→ GOAL: Pick out all lines of the entries that include the word "incentives" and copy them.

[Data excerpts]
----------------------------------------
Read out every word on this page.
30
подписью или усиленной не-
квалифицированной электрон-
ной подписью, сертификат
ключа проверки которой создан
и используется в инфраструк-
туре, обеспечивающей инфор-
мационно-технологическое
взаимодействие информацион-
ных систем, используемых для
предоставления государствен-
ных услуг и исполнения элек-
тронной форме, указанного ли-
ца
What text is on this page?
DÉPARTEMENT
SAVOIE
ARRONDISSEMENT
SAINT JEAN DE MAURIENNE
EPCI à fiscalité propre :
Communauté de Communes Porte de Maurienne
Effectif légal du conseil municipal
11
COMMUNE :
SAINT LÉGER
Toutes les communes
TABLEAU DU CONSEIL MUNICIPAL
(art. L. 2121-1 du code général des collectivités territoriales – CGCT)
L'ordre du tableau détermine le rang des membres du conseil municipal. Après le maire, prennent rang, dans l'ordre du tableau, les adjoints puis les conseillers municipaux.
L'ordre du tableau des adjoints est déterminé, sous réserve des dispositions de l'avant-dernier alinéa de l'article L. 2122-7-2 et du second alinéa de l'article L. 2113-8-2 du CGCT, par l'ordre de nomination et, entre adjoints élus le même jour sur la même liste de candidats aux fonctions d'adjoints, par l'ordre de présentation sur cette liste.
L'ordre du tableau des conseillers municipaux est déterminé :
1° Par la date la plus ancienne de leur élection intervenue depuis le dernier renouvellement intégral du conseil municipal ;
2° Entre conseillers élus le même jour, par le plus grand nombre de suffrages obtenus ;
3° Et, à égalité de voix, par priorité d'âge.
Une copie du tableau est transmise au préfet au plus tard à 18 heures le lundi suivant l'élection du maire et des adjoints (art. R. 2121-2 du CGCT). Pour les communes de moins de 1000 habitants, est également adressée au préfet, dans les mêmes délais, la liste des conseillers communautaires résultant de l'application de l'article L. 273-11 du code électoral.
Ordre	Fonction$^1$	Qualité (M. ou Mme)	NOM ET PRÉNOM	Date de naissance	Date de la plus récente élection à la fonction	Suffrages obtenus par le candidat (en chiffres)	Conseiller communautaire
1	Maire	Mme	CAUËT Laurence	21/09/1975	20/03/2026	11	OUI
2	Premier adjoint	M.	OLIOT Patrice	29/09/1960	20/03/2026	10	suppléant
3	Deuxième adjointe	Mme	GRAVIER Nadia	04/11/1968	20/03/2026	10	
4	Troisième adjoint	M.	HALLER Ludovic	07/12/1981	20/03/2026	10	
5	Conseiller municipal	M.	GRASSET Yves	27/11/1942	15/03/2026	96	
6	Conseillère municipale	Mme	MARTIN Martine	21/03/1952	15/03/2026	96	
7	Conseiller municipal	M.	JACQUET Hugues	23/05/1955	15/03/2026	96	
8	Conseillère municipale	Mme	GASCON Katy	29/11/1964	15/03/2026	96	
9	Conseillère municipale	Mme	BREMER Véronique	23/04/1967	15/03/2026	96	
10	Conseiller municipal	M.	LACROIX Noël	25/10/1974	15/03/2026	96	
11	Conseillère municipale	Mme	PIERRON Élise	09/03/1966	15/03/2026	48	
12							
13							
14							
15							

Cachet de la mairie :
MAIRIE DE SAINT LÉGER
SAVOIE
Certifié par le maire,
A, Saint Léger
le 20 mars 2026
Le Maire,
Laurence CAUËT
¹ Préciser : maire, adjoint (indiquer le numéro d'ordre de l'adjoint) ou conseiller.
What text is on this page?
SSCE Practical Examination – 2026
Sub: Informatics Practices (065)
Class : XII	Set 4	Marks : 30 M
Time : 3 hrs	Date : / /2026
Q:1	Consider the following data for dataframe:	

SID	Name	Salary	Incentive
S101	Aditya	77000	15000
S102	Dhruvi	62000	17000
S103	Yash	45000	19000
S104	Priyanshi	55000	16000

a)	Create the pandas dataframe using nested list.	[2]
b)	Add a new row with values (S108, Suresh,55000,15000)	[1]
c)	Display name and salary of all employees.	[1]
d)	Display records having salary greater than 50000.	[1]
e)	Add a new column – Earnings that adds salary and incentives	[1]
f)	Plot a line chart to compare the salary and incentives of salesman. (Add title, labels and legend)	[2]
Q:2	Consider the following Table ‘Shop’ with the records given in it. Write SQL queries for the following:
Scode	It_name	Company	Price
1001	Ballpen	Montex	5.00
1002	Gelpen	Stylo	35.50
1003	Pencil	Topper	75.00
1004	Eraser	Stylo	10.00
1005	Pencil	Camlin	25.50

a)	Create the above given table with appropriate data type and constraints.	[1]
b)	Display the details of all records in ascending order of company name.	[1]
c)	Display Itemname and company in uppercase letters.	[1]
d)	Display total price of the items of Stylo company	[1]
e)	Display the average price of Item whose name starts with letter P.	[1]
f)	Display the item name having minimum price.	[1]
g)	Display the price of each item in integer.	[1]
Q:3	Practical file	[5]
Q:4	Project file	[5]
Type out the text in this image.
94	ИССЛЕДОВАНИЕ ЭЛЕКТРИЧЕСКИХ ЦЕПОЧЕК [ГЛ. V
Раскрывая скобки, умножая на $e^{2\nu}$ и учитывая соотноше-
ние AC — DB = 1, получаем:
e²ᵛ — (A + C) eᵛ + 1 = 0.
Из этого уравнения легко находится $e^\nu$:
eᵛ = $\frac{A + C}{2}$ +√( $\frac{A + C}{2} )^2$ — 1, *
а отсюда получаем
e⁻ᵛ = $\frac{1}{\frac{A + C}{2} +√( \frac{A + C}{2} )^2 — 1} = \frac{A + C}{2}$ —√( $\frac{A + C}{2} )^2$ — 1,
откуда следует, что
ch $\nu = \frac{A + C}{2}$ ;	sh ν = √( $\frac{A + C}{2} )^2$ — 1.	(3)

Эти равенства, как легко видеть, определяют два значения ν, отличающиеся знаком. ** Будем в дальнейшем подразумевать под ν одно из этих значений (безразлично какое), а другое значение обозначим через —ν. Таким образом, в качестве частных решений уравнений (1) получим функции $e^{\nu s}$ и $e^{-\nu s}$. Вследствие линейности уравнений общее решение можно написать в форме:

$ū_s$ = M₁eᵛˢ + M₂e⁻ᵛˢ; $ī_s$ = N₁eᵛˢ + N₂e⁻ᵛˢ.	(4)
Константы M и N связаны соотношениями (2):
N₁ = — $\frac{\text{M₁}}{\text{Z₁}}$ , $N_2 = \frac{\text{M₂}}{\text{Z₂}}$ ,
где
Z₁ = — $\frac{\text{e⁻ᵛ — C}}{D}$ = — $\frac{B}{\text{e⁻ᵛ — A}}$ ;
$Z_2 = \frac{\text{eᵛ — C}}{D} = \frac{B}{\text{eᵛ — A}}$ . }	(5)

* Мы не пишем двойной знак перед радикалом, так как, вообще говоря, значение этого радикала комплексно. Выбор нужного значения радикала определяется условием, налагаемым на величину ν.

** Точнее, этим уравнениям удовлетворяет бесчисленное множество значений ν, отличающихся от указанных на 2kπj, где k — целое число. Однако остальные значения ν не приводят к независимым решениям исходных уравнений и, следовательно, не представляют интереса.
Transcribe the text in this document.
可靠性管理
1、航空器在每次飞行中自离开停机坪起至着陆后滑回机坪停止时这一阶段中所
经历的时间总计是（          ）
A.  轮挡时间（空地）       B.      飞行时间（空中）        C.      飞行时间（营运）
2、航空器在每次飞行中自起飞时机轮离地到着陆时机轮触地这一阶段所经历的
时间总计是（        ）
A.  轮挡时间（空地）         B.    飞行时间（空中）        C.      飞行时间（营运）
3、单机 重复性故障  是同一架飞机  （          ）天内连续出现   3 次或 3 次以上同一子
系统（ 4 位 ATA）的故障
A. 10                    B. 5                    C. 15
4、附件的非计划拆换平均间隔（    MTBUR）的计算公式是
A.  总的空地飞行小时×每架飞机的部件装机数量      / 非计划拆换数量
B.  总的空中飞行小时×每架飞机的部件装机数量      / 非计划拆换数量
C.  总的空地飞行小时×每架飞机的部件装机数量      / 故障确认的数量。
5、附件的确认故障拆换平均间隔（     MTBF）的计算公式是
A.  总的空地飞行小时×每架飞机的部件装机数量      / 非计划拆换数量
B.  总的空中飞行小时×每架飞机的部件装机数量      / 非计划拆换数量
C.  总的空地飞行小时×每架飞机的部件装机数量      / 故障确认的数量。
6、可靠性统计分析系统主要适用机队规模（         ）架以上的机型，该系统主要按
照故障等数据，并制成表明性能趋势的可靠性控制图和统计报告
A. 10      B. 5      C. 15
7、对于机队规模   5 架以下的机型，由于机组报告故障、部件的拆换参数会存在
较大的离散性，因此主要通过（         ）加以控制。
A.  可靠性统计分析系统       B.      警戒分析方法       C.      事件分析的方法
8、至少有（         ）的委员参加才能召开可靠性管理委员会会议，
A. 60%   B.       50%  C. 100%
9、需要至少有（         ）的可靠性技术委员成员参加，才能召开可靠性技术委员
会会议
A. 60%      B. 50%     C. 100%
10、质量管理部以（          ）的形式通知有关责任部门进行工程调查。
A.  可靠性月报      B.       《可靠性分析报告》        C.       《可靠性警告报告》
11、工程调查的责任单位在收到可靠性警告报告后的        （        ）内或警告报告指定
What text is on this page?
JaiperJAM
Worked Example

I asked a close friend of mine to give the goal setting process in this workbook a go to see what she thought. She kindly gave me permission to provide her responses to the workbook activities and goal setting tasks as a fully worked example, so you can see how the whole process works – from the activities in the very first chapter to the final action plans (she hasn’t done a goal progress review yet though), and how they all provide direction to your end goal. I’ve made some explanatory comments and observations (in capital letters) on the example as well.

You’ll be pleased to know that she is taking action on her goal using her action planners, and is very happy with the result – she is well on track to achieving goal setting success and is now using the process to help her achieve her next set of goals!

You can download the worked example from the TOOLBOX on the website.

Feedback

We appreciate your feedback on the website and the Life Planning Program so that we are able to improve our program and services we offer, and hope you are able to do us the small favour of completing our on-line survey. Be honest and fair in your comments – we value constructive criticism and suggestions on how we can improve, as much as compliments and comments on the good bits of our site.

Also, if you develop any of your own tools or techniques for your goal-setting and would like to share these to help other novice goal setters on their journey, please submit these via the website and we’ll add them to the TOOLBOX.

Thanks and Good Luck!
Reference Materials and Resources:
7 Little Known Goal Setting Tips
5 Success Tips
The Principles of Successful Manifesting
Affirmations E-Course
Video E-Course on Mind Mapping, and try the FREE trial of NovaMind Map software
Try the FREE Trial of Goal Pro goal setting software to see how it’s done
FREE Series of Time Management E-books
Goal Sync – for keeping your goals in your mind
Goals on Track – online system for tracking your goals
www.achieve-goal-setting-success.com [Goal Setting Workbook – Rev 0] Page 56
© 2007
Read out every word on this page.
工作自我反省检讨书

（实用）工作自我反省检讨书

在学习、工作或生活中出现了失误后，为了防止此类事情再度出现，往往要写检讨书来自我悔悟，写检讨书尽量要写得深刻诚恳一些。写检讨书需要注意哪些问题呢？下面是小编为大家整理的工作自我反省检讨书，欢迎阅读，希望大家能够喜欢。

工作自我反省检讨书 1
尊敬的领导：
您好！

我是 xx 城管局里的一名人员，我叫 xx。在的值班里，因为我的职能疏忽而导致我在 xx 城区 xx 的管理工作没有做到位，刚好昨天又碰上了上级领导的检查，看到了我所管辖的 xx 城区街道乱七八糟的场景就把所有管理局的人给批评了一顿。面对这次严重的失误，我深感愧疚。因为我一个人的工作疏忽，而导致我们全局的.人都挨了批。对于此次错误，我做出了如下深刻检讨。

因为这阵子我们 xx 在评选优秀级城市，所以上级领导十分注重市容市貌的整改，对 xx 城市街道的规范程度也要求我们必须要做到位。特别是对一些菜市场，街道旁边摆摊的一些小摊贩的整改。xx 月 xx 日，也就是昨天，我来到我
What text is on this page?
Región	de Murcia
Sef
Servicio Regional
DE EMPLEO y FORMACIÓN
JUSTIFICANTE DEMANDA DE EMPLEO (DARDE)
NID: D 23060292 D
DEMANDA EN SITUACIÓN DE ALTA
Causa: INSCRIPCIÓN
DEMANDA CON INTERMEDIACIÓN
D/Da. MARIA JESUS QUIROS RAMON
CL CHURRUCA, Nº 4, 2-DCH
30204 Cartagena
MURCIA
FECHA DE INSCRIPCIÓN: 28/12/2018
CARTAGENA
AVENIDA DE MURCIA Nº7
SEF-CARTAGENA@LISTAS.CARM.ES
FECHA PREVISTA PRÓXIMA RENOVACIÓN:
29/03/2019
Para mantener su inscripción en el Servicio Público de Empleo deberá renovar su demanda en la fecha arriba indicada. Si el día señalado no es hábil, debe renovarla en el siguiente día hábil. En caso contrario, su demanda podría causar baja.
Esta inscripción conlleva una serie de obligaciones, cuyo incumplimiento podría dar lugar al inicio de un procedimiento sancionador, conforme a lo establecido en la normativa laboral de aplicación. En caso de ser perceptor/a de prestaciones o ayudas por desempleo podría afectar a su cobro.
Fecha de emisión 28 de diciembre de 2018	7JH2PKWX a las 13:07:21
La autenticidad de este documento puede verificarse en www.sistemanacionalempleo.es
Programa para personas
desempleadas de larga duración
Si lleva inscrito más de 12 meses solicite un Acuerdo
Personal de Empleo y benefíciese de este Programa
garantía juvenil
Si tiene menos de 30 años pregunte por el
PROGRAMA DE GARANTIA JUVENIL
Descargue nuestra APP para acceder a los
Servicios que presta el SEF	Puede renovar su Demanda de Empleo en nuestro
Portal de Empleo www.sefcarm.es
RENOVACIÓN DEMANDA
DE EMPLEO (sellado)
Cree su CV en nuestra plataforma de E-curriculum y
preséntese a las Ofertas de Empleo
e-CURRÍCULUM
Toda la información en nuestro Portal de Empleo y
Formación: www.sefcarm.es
----------------------------------------
→ COMPLETED EXERCISE:
e)	Add a new column – Earnings that adds salary and incentives	[1]
f)	Plot a line chart to compare the salary and incentives of salesman. (Add title, labels and legend)	[2]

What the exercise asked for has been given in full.